_WRITTEN REQUEST_
Skip the pictures and repeat each line of the data exactly.

[Dataset items]
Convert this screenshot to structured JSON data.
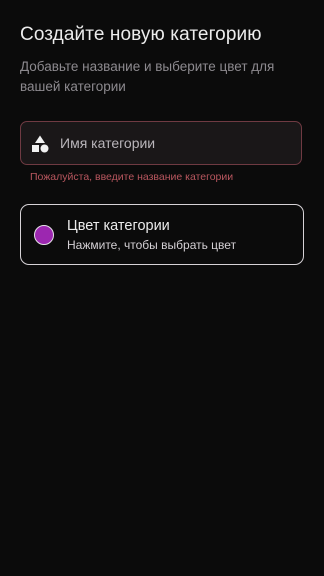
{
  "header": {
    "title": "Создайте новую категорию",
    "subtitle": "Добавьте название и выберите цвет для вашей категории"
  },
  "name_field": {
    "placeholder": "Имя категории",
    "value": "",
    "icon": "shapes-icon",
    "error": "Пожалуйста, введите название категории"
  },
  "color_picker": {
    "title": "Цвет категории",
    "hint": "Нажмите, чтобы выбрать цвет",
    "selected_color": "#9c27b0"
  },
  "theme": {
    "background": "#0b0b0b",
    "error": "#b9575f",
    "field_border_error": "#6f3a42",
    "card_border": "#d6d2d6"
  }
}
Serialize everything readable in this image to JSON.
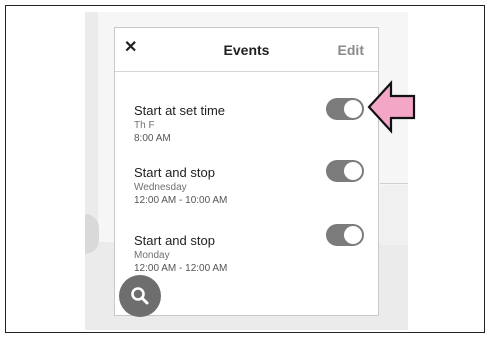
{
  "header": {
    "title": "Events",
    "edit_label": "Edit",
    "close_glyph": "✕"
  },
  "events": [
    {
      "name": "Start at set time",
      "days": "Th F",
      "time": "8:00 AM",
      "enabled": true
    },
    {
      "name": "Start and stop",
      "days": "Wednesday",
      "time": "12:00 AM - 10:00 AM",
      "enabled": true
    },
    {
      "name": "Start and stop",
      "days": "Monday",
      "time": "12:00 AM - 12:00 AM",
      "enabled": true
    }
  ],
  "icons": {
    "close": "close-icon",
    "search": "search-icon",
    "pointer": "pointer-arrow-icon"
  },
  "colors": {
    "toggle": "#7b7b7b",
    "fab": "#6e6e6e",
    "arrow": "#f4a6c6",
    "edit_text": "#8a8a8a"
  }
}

_WRITTEN SOLUTION_
Convert this screenshot to structured JSON data.
{
  "header": {
    "title": "Создайте новую категорию",
    "subtitle": "Добавьте название и выберите цвет для вашей категории"
  },
  "name_field": {
    "placeholder": "Имя категории",
    "value": "",
    "icon": "shapes-icon",
    "error": "Пожалуйста, введите название категории"
  },
  "color_picker": {
    "title": "Цвет категории",
    "hint": "Нажмите, чтобы выбрать цвет",
    "selected_color": "#9c27b0"
  },
  "theme": {
    "background": "#0b0b0b",
    "error": "#b9575f",
    "field_border_error": "#6f3a42",
    "card_border": "#d6d2d6"
  }
}
Serialize everything readable in this image to JSON.
{
  "header": {
    "title": "Events",
    "edit_label": "Edit",
    "close_glyph": "✕"
  },
  "events": [
    {
      "name": "Start at set time",
      "days": "Th F",
      "time": "8:00 AM",
      "enabled": true
    },
    {
      "name": "Start and stop",
      "days": "Wednesday",
      "time": "12:00 AM - 10:00 AM",
      "enabled": true
    },
    {
      "name": "Start and stop",
      "days": "Monday",
      "time": "12:00 AM - 12:00 AM",
      "enabled": true
    }
  ],
  "icons": {
    "close": "close-icon",
    "search": "search-icon",
    "pointer": "pointer-arrow-icon"
  },
  "colors": {
    "toggle": "#7b7b7b",
    "fab": "#6e6e6e",
    "arrow": "#f4a6c6",
    "edit_text": "#8a8a8a"
  }
}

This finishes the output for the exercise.